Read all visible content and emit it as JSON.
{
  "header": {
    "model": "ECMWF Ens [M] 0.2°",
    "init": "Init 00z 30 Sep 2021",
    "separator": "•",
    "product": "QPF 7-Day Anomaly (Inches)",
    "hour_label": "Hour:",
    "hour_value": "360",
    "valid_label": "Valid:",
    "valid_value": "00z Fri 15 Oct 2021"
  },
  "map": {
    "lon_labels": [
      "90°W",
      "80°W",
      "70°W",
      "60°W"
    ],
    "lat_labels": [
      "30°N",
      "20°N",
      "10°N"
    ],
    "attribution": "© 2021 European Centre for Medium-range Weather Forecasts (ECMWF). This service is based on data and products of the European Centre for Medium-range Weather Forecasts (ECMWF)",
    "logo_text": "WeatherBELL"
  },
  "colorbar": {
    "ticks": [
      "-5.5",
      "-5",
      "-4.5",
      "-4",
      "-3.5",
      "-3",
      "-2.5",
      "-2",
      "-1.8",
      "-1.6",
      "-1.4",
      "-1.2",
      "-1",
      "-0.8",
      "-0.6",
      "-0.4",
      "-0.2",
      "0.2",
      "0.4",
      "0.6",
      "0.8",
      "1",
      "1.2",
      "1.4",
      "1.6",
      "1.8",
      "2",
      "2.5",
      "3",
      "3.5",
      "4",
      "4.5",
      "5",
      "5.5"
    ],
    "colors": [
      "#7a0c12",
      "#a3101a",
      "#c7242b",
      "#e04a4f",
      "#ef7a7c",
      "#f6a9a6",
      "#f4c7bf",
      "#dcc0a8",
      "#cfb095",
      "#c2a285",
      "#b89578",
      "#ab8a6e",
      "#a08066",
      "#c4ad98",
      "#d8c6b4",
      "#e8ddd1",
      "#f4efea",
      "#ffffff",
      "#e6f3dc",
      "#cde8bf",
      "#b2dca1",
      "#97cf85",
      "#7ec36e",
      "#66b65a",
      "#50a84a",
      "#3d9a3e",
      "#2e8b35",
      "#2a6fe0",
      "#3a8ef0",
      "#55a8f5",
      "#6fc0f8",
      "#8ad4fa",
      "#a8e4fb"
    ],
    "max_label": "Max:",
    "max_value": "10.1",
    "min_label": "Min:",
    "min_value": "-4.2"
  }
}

**Goal of the exercise**
Retype the whole listing above exactly.

**Response to this exercise**
Read all visible content and emit it as JSON.
{
  "header": {
    "model": "ECMWF Ens [M] 0.2°",
    "init": "Init 00z 30 Sep 2021",
    "separator": "•",
    "product": "QPF 7-Day Anomaly (Inches)",
    "hour_label": "Hour:",
    "hour_value": "360",
    "valid_label": "Valid:",
    "valid_value": "00z Fri 15 Oct 2021"
  },
  "map": {
    "lon_labels": [
      "90°W",
      "80°W",
      "70°W",
      "60°W"
    ],
    "lat_labels": [
      "30°N",
      "20°N",
      "10°N"
    ],
    "attribution": "© 2021 European Centre for Medium-range Weather Forecasts (ECMWF). This service is based on data and products of the European Centre for Medium-range Weather Forecasts (ECMWF)",
    "logo_text": "WeatherBELL"
  },
  "colorbar": {
    "ticks": [
      "-5.5",
      "-5",
      "-4.5",
      "-4",
      "-3.5",
      "-3",
      "-2.5",
      "-2",
      "-1.8",
      "-1.6",
      "-1.4",
      "-1.2",
      "-1",
      "-0.8",
      "-0.6",
      "-0.4",
      "-0.2",
      "0.2",
      "0.4",
      "0.6",
      "0.8",
      "1",
      "1.2",
      "1.4",
      "1.6",
      "1.8",
      "2",
      "2.5",
      "3",
      "3.5",
      "4",
      "4.5",
      "5",
      "5.5"
    ],
    "colors": [
      "#7a0c12",
      "#a3101a",
      "#c7242b",
      "#e04a4f",
      "#ef7a7c",
      "#f6a9a6",
      "#f4c7bf",
      "#dcc0a8",
      "#cfb095",
      "#c2a285",
      "#b89578",
      "#ab8a6e",
      "#a08066",
      "#c4ad98",
      "#d8c6b4",
      "#e8ddd1",
      "#f4efea",
      "#ffffff",
      "#e6f3dc",
      "#cde8bf",
      "#b2dca1",
      "#97cf85",
      "#7ec36e",
      "#66b65a",
      "#50a84a",
      "#3d9a3e",
      "#2e8b35",
      "#2a6fe0",
      "#3a8ef0",
      "#55a8f5",
      "#6fc0f8",
      "#8ad4fa",
      "#a8e4fb"
    ],
    "max_label": "Max:",
    "max_value": "10.1",
    "min_label": "Min:",
    "min_value": "-4.2"
  }
}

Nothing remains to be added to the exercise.